• EXERCISE BRIEF:
From the listing below, copy every line with the word "mean".

Records that describe figures:
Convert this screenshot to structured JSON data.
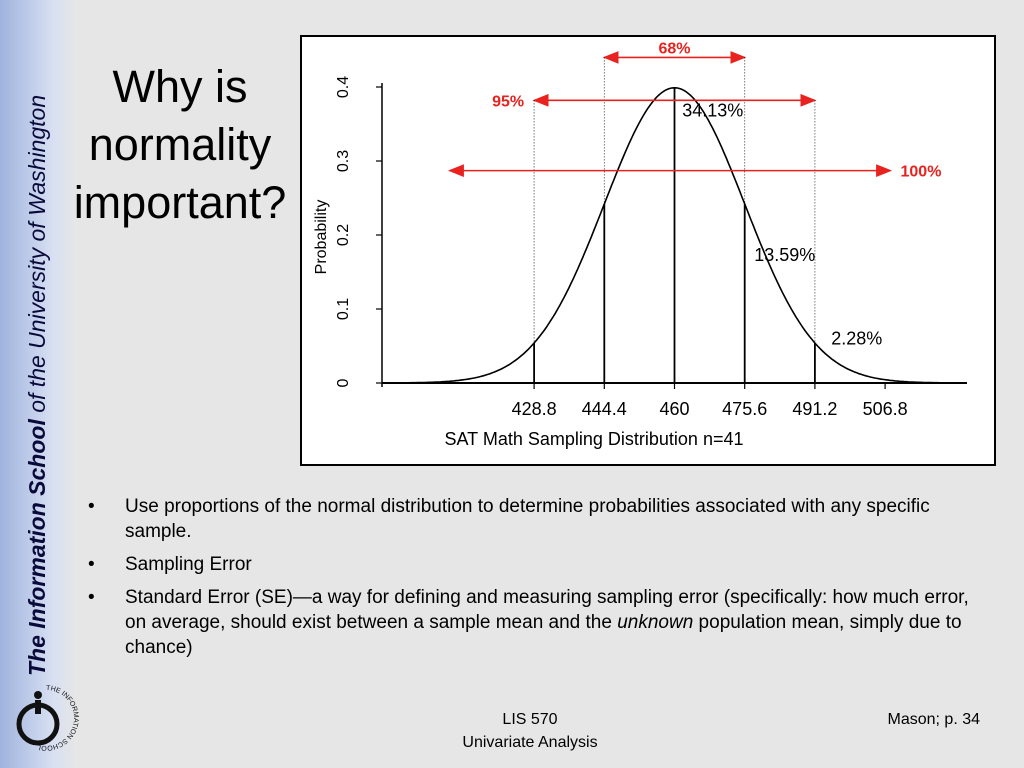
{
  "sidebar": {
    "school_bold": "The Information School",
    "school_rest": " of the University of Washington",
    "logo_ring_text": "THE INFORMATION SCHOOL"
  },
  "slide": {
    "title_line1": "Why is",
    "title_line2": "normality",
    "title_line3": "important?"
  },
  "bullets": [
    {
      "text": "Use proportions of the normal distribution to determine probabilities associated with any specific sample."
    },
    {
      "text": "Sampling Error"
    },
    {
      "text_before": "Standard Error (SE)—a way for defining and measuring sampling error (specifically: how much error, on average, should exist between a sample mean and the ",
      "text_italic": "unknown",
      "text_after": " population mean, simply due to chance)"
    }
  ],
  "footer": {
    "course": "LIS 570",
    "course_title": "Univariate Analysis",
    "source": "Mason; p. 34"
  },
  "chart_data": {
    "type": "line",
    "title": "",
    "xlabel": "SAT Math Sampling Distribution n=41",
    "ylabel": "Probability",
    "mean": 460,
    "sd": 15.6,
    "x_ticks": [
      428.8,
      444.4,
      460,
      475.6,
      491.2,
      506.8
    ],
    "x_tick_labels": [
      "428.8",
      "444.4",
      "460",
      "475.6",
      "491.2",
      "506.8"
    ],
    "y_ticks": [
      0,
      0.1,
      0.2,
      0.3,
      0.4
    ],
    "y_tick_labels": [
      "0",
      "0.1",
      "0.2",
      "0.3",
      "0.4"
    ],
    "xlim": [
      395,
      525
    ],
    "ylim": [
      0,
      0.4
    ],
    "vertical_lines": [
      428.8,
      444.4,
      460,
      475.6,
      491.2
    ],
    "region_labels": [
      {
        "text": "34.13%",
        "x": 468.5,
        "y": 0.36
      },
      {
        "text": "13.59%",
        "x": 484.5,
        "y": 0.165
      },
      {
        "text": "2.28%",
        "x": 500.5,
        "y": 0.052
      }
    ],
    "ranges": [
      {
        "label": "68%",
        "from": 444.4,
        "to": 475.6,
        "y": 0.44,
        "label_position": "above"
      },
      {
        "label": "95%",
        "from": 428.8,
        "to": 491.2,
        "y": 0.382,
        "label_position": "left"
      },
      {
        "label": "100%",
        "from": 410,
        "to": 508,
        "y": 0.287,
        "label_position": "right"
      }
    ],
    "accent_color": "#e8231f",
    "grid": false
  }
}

• REPLY:
      "text_before": "Standard Error (SE)—a way for defining and measuring sampling error (specifically: how much error, on average, should exist between a sample mean and the ",
      "text_after": " population mean, simply due to chance)"
    "mean": 460,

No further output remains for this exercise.